_WORK TO DO:_ Please transcribe the data that follows without the pictures, keeping every word the same.

_ENTRIES SHOWN:_
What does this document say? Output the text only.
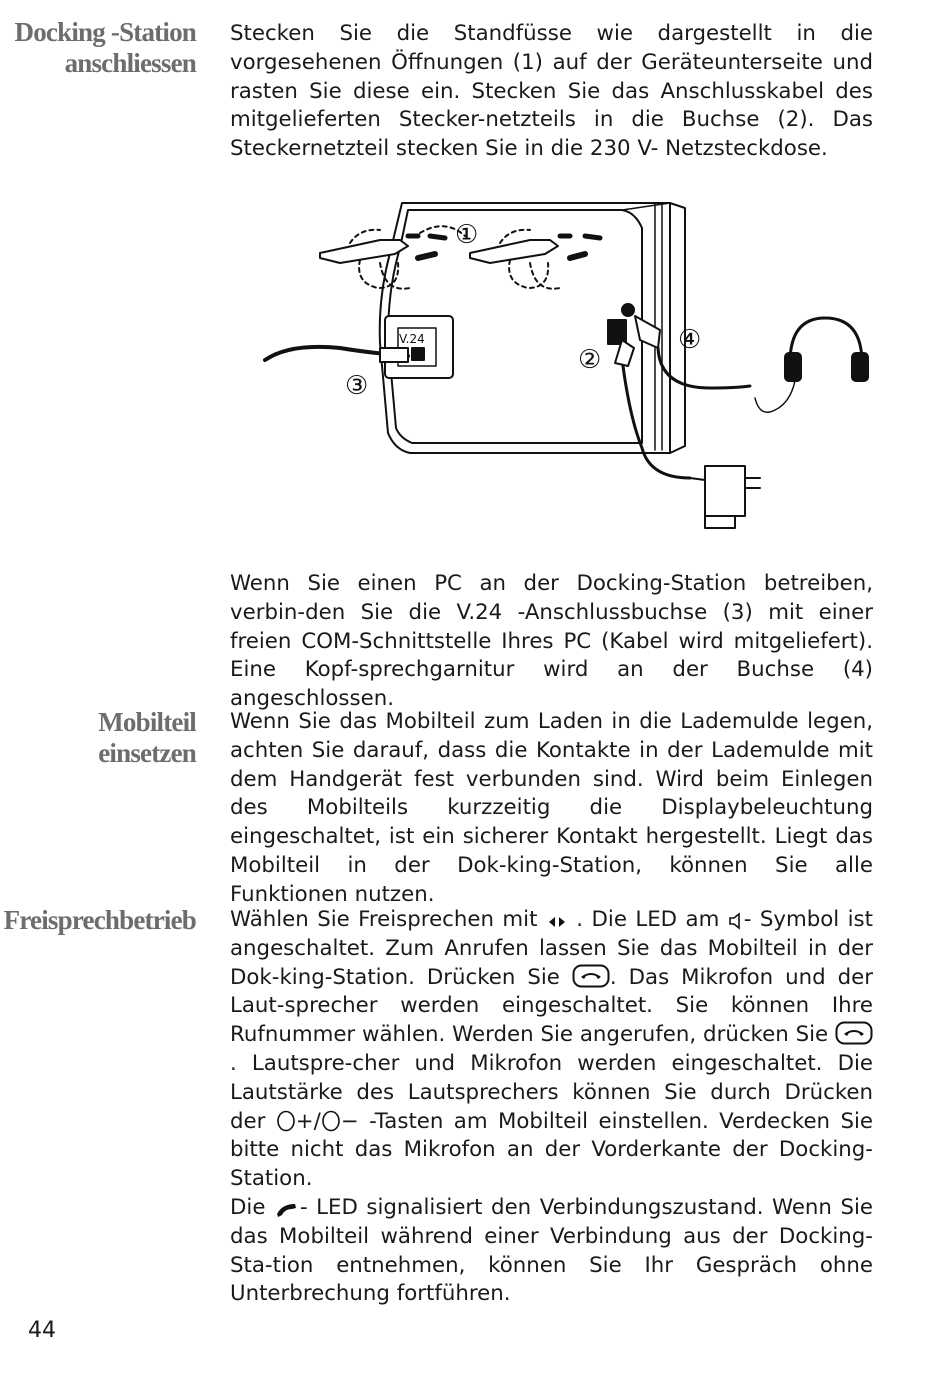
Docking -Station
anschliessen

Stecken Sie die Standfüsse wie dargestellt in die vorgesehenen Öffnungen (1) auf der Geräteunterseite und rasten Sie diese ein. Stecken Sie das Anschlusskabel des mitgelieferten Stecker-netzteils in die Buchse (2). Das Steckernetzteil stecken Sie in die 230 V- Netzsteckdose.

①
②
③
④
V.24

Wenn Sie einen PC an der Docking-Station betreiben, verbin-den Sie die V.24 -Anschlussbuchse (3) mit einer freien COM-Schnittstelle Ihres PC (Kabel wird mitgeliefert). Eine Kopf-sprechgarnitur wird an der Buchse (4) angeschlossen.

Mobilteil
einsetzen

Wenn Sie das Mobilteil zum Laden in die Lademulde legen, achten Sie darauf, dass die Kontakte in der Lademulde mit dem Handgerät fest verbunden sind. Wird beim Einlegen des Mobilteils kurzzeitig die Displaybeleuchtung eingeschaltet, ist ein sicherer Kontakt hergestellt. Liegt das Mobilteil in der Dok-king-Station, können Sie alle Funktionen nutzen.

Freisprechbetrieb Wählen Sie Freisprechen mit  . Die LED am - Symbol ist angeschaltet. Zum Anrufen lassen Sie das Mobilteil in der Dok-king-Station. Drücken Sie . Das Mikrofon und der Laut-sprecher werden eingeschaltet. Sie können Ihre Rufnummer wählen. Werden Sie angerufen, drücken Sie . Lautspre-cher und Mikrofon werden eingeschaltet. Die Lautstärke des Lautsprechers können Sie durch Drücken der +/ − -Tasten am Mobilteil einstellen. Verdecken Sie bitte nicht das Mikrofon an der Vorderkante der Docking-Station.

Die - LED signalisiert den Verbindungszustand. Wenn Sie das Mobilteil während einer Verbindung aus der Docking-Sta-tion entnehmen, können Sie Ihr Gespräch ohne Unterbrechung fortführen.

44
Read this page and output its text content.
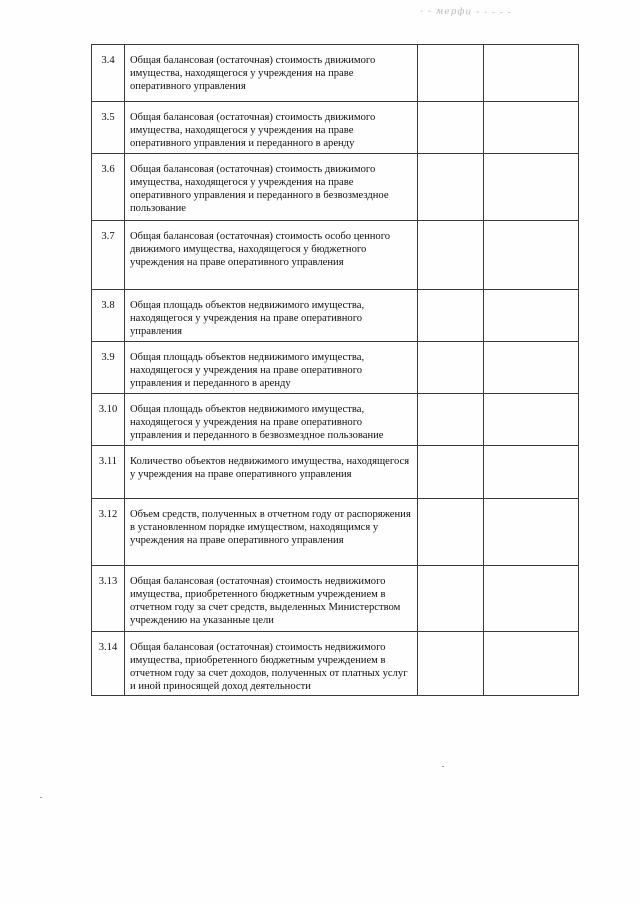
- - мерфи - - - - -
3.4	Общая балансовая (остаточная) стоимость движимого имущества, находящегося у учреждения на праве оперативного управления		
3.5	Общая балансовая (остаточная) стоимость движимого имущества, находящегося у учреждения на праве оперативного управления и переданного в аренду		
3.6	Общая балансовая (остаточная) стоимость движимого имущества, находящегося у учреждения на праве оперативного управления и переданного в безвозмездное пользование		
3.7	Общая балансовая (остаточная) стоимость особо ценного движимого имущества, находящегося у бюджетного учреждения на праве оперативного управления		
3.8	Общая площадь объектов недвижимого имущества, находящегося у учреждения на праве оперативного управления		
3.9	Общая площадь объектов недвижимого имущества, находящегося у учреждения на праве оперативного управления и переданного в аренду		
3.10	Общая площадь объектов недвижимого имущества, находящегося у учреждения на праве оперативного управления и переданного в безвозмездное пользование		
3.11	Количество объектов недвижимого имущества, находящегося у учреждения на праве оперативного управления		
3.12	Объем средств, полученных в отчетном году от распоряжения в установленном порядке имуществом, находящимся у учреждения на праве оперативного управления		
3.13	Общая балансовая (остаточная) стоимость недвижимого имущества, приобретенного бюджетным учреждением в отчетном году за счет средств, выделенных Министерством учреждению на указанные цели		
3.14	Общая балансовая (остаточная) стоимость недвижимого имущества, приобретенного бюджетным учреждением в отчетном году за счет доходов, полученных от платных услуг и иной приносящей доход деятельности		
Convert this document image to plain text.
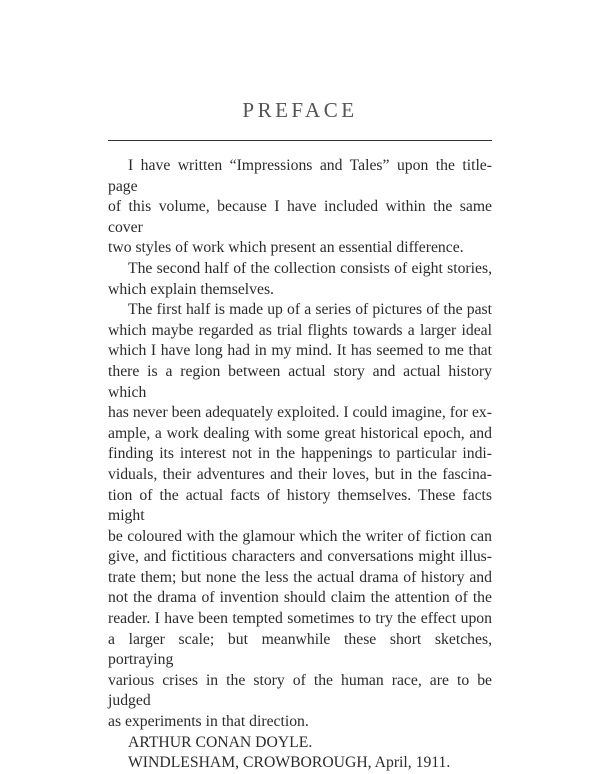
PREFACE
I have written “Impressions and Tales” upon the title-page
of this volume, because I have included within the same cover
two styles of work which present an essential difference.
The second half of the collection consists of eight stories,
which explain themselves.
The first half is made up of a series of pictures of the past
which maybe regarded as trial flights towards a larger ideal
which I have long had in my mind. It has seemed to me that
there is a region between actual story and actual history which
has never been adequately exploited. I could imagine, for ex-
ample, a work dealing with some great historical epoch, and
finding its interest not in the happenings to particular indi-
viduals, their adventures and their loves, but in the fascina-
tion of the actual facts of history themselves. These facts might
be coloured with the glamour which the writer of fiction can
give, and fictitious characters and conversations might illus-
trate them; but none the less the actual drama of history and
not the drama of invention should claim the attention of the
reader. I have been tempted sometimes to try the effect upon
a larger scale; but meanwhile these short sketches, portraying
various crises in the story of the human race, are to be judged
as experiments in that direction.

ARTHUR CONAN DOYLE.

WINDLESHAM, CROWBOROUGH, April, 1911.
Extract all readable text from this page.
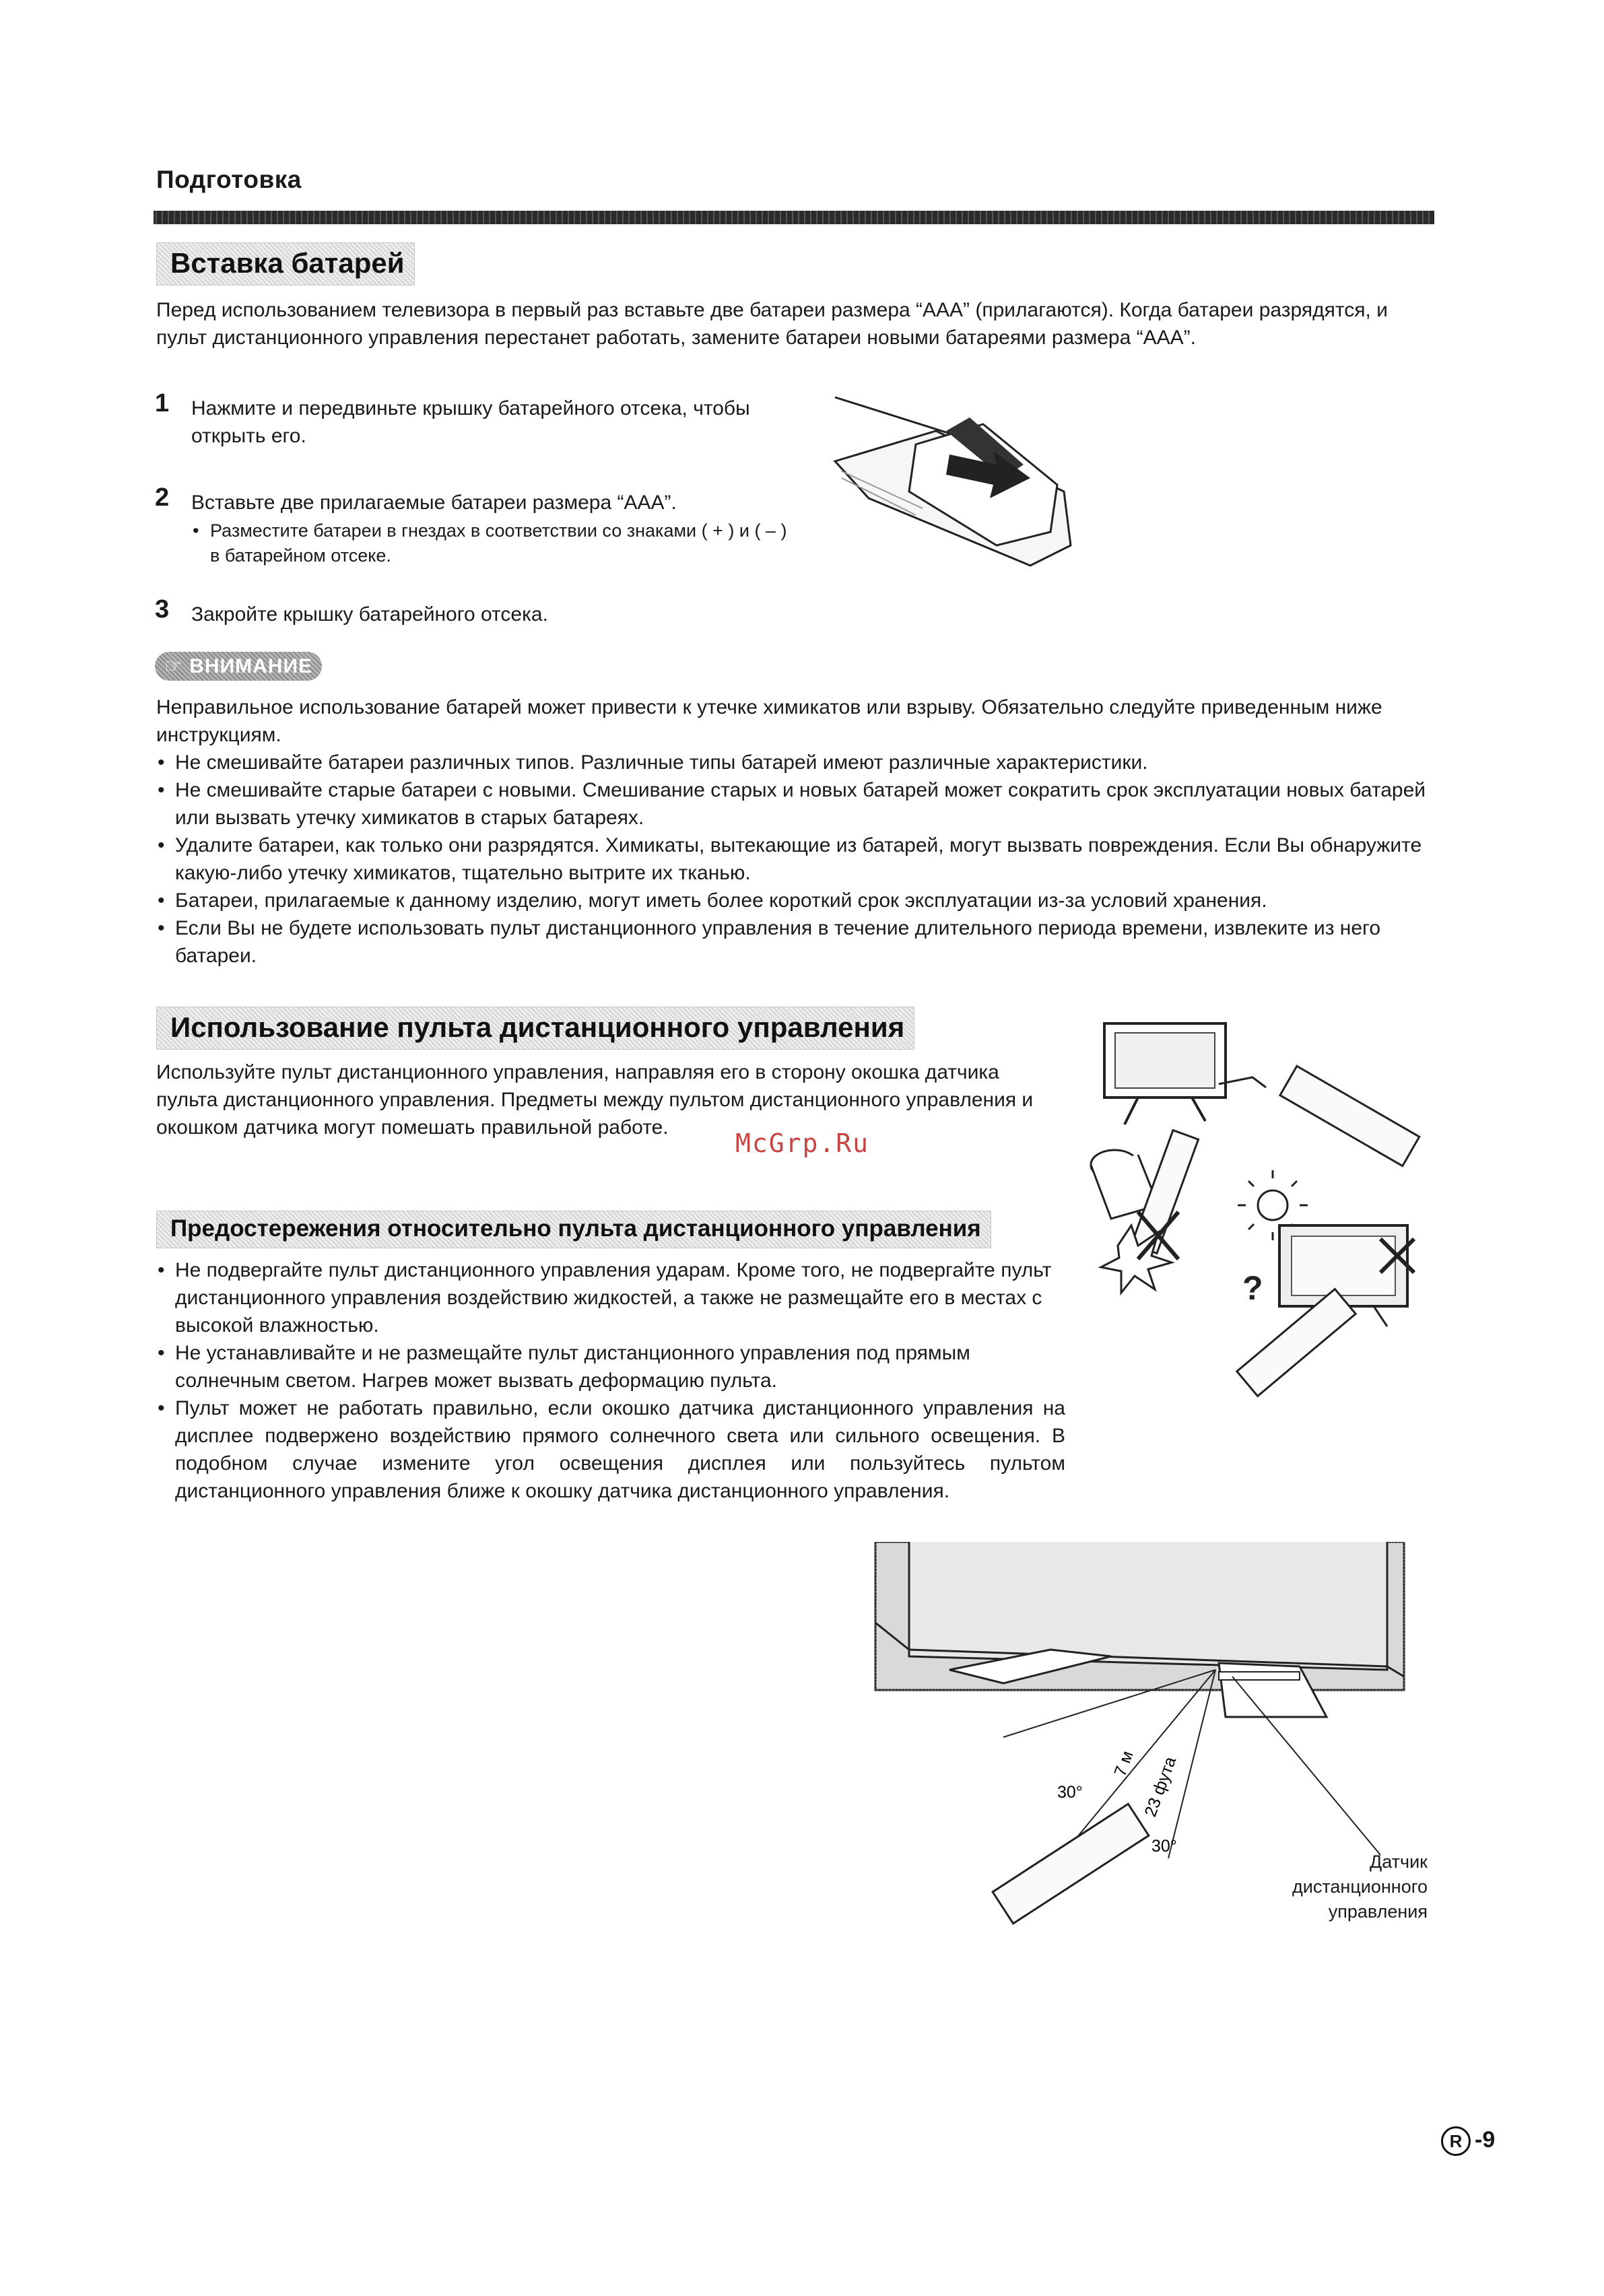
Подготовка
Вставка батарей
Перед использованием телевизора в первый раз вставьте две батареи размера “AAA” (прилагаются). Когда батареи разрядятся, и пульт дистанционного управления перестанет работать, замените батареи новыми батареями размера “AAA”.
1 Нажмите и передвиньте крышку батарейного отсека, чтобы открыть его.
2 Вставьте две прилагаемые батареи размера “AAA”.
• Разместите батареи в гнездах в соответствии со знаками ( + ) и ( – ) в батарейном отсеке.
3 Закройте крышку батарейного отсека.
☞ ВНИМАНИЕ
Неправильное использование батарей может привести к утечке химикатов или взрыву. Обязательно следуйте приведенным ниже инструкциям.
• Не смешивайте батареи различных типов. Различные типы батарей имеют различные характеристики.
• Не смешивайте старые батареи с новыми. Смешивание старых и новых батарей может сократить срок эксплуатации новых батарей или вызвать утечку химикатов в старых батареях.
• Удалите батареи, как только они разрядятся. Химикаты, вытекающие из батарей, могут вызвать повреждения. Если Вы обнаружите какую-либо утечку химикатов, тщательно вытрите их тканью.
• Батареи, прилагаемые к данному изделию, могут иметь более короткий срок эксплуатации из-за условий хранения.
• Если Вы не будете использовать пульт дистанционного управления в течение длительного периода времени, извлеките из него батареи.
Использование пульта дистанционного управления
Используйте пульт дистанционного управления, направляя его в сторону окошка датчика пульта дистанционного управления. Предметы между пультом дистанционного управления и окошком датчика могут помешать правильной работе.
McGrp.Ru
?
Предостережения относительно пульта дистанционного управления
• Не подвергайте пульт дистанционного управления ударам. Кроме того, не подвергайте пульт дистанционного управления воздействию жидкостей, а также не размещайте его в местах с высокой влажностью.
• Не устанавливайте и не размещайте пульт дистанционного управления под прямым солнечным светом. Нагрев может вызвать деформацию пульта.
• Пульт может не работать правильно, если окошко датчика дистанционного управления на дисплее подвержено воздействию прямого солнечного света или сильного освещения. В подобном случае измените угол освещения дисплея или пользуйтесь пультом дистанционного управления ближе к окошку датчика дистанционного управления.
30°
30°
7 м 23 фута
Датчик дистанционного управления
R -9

_RESULT OF THIS EXERCISE:_
What does this document say? Output the text only.
Docking -Station
anschliessen

Stecken Sie die Standfüsse wie dargestellt in die vorgesehenen Öffnungen (1) auf der Geräteunterseite und rasten Sie diese ein. Stecken Sie das Anschlusskabel des mitgelieferten Stecker-netzteils in die Buchse (2). Das Steckernetzteil stecken Sie in die 230 V- Netzsteckdose.

①
②
③
④
V.24

Wenn Sie einen PC an der Docking-Station betreiben, verbin-den Sie die V.24 -Anschlussbuchse (3) mit einer freien COM-Schnittstelle Ihres PC (Kabel wird mitgeliefert). Eine Kopf-sprechgarnitur wird an der Buchse (4) angeschlossen.

Mobilteil
einsetzen

Wenn Sie das Mobilteil zum Laden in die Lademulde legen, achten Sie darauf, dass die Kontakte in der Lademulde mit dem Handgerät fest verbunden sind. Wird beim Einlegen des Mobilteils kurzzeitig die Displaybeleuchtung eingeschaltet, ist ein sicherer Kontakt hergestellt. Liegt das Mobilteil in der Dok-king-Station, können Sie alle Funktionen nutzen.

Freisprechbetrieb Wählen Sie Freisprechen mit  . Die LED am - Symbol ist angeschaltet. Zum Anrufen lassen Sie das Mobilteil in der Dok-king-Station. Drücken Sie . Das Mikrofon und der Laut-sprecher werden eingeschaltet. Sie können Ihre Rufnummer wählen. Werden Sie angerufen, drücken Sie . Lautspre-cher und Mikrofon werden eingeschaltet. Die Lautstärke des Lautsprechers können Sie durch Drücken der +/ − -Tasten am Mobilteil einstellen. Verdecken Sie bitte nicht das Mikrofon an der Vorderkante der Docking-Station.

Die - LED signalisiert den Verbindungszustand. Wenn Sie das Mobilteil während einer Verbindung aus der Docking-Sta-tion entnehmen, können Sie Ihr Gespräch ohne Unterbrechung fortführen.

44
Read this page and output its text content.
- - мерфи - - - - -
3.4	Общая балансовая (остаточная) стоимость движимого имущества, находящегося у учреждения на праве оперативного управления		
3.5	Общая балансовая (остаточная) стоимость движимого имущества, находящегося у учреждения на праве оперативного управления и переданного в аренду		
3.6	Общая балансовая (остаточная) стоимость движимого имущества, находящегося у учреждения на праве оперативного управления и переданного в безвозмездное пользование		
3.7	Общая балансовая (остаточная) стоимость особо ценного движимого имущества, находящегося у бюджетного учреждения на праве оперативного управления		
3.8	Общая площадь объектов недвижимого имущества, находящегося у учреждения на праве оперативного управления		
3.9	Общая площадь объектов недвижимого имущества, находящегося у учреждения на праве оперативного управления и переданного в аренду		
3.10	Общая площадь объектов недвижимого имущества, находящегося у учреждения на праве оперативного управления и переданного в безвозмездное пользование		
3.11	Количество объектов недвижимого имущества, находящегося у учреждения на праве оперативного управления		
3.12	Объем средств, полученных в отчетном году от распоряжения в установленном порядке имуществом, находящимся у учреждения на праве оперативного управления		
3.13	Общая балансовая (остаточная) стоимость недвижимого имущества, приобретенного бюджетным учреждением в отчетном году за счет средств, выделенных Министерством учреждению на указанные цели		
3.14	Общая балансовая (остаточная) стоимость недвижимого имущества, приобретенного бюджетным учреждением в отчетном году за счет доходов, полученных от платных услуг и иной приносящей доход деятельности		
Convert this document image to plain text.
PREFACE
I have written “Impressions and Tales” upon the title-page
of this volume, because I have included within the same cover
two styles of work which present an essential difference.
The second half of the collection consists of eight stories,
which explain themselves.
The first half is made up of a series of pictures of the past
which maybe regarded as trial flights towards a larger ideal
which I have long had in my mind. It has seemed to me that
there is a region between actual story and actual history which
has never been adequately exploited. I could imagine, for ex-
ample, a work dealing with some great historical epoch, and
finding its interest not in the happenings to particular indi-
viduals, their adventures and their loves, but in the fascina-
tion of the actual facts of history themselves. These facts might
be coloured with the glamour which the writer of fiction can
give, and fictitious characters and conversations might illus-
trate them; but none the less the actual drama of history and
not the drama of invention should claim the attention of the
reader. I have been tempted sometimes to try the effect upon
a larger scale; but meanwhile these short sketches, portraying
various crises in the story of the human race, are to be judged
as experiments in that direction.

ARTHUR CONAN DOYLE.

WINDLESHAM, CROWBOROUGH, April, 1911.
Extract all readable text from this page.
Подготовка
Вставка батарей
Перед использованием телевизора в первый раз вставьте две батареи размера “AAA” (прилагаются). Когда батареи разрядятся, и пульт дистанционного управления перестанет работать, замените батареи новыми батареями размера “AAA”.
1 Нажмите и передвиньте крышку батарейного отсека, чтобы открыть его.
2 Вставьте две прилагаемые батареи размера “AAA”.
• Разместите батареи в гнездах в соответствии со знаками ( + ) и ( – ) в батарейном отсеке.
3 Закройте крышку батарейного отсека.
☞ ВНИМАНИЕ
Неправильное использование батарей может привести к утечке химикатов или взрыву. Обязательно следуйте приведенным ниже инструкциям.
• Не смешивайте батареи различных типов. Различные типы батарей имеют различные характеристики.
• Не смешивайте старые батареи с новыми. Смешивание старых и новых батарей может сократить срок эксплуатации новых батарей или вызвать утечку химикатов в старых батареях.
• Удалите батареи, как только они разрядятся. Химикаты, вытекающие из батарей, могут вызвать повреждения. Если Вы обнаружите какую-либо утечку химикатов, тщательно вытрите их тканью.
• Батареи, прилагаемые к данному изделию, могут иметь более короткий срок эксплуатации из-за условий хранения.
• Если Вы не будете использовать пульт дистанционного управления в течение длительного периода времени, извлеките из него батареи.
Использование пульта дистанционного управления
Используйте пульт дистанционного управления, направляя его в сторону окошка датчика пульта дистанционного управления. Предметы между пультом дистанционного управления и окошком датчика могут помешать правильной работе.
McGrp.Ru
?
Предостережения относительно пульта дистанционного управления
• Не подвергайте пульт дистанционного управления ударам. Кроме того, не подвергайте пульт дистанционного управления воздействию жидкостей, а также не размещайте его в местах с высокой влажностью.
• Не устанавливайте и не размещайте пульт дистанционного управления под прямым солнечным светом. Нагрев может вызвать деформацию пульта.
• Пульт может не работать правильно, если окошко датчика дистанционного управления на дисплее подвержено воздействию прямого солнечного света или сильного освещения. В подобном случае измените угол освещения дисплея или пользуйтесь пультом дистанционного управления ближе к окошку датчика дистанционного управления.
30°
30°
7 м 23 фута
Датчик дистанционного управления
R -9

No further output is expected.